▶ [SET PROBLEM]:
What follows is a listing to be transcribed exactly.

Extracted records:
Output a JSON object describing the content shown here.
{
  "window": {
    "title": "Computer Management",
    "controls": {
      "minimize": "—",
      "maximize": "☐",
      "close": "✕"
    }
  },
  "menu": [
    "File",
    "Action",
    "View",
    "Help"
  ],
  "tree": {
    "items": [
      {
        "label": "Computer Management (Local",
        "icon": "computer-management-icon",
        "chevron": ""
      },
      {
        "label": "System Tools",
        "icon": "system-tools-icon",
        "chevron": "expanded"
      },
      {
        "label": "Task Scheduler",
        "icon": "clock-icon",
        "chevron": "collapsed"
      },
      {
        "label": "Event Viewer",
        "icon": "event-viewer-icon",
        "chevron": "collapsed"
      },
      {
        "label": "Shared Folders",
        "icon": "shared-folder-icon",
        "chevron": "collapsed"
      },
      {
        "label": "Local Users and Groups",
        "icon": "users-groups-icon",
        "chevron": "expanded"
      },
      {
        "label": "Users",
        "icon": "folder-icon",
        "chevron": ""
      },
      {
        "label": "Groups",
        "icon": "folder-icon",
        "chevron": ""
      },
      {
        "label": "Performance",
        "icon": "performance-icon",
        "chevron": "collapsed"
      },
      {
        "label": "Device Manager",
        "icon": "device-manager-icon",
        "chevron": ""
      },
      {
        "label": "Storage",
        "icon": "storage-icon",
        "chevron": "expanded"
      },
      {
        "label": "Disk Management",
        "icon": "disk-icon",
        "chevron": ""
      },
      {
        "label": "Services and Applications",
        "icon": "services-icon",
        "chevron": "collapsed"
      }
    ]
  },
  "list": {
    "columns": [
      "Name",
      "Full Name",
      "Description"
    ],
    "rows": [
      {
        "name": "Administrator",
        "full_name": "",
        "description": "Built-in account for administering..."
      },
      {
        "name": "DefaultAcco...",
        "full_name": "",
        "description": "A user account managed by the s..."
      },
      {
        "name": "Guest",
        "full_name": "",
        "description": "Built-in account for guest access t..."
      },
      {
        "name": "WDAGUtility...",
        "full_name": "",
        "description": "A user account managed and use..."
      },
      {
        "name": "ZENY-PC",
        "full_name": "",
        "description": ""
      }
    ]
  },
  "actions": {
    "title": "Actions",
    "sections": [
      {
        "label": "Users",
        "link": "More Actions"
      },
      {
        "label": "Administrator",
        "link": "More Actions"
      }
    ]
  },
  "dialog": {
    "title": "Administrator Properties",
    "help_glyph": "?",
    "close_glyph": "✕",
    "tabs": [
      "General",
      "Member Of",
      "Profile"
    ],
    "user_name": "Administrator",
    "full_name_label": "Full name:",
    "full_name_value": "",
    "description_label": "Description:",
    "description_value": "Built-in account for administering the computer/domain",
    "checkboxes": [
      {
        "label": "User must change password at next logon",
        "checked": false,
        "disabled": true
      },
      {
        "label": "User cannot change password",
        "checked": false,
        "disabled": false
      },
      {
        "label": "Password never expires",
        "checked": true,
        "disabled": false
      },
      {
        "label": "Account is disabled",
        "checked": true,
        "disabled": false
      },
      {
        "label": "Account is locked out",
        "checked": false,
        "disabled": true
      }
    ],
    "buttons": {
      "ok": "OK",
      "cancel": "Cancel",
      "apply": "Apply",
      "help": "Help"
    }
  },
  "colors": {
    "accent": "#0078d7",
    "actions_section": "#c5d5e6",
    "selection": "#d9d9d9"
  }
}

▶ [REPLY]:
Output a JSON object describing the content shown here.
{
  "window": {
    "title": "Computer Management",
    "controls": {
      "minimize": "—",
      "maximize": "☐",
      "close": "✕"
    }
  },
  "menu": [
    "File",
    "Action",
    "View",
    "Help"
  ],
  "tree": {
    "items": [
      {
        "label": "Computer Management (Local",
        "icon": "computer-management-icon",
        "chevron": ""
      },
      {
        "label": "System Tools",
        "icon": "system-tools-icon",
        "chevron": "expanded"
      },
      {
        "label": "Task Scheduler",
        "icon": "clock-icon",
        "chevron": "collapsed"
      },
      {
        "label": "Event Viewer",
        "icon": "event-viewer-icon",
        "chevron": "collapsed"
      },
      {
        "label": "Shared Folders",
        "icon": "shared-folder-icon",
        "chevron": "collapsed"
      },
      {
        "label": "Local Users and Groups",
        "icon": "users-groups-icon",
        "chevron": "expanded"
      },
      {
        "label": "Users",
        "icon": "folder-icon",
        "chevron": ""
      },
      {
        "label": "Groups",
        "icon": "folder-icon",
        "chevron": ""
      },
      {
        "label": "Performance",
        "icon": "performance-icon",
        "chevron": "collapsed"
      },
      {
        "label": "Device Manager",
        "icon": "device-manager-icon",
        "chevron": ""
      },
      {
        "label": "Storage",
        "icon": "storage-icon",
        "chevron": "expanded"
      },
      {
        "label": "Disk Management",
        "icon": "disk-icon",
        "chevron": ""
      },
      {
        "label": "Services and Applications",
        "icon": "services-icon",
        "chevron": "collapsed"
      }
    ]
  },
  "list": {
    "columns": [
      "Name",
      "Full Name",
      "Description"
    ],
    "rows": [
      {
        "name": "Administrator",
        "full_name": "",
        "description": "Built-in account for administering..."
      },
      {
        "name": "DefaultAcco...",
        "full_name": "",
        "description": "A user account managed by the s..."
      },
      {
        "name": "Guest",
        "full_name": "",
        "description": "Built-in account for guest access t..."
      },
      {
        "name": "WDAGUtility...",
        "full_name": "",
        "description": "A user account managed and use..."
      },
      {
        "name": "ZENY-PC",
        "full_name": "",
        "description": ""
      }
    ]
  },
  "actions": {
    "title": "Actions",
    "sections": [
      {
        "label": "Users",
        "link": "More Actions"
      },
      {
        "label": "Administrator",
        "link": "More Actions"
      }
    ]
  },
  "dialog": {
    "title": "Administrator Properties",
    "help_glyph": "?",
    "close_glyph": "✕",
    "tabs": [
      "General",
      "Member Of",
      "Profile"
    ],
    "user_name": "Administrator",
    "full_name_label": "Full name:",
    "full_name_value": "",
    "description_label": "Description:",
    "description_value": "Built-in account for administering the computer/domain",
    "checkboxes": [
      {
        "label": "User must change password at next logon",
        "checked": false,
        "disabled": true
      },
      {
        "label": "User cannot change password",
        "checked": false,
        "disabled": false
      },
      {
        "label": "Password never expires",
        "checked": true,
        "disabled": false
      },
      {
        "label": "Account is disabled",
        "checked": true,
        "disabled": false
      },
      {
        "label": "Account is locked out",
        "checked": false,
        "disabled": true
      }
    ],
    "buttons": {
      "ok": "OK",
      "cancel": "Cancel",
      "apply": "Apply",
      "help": "Help"
    }
  },
  "colors": {
    "accent": "#0078d7",
    "actions_section": "#c5d5e6",
    "selection": "#d9d9d9"
  }
}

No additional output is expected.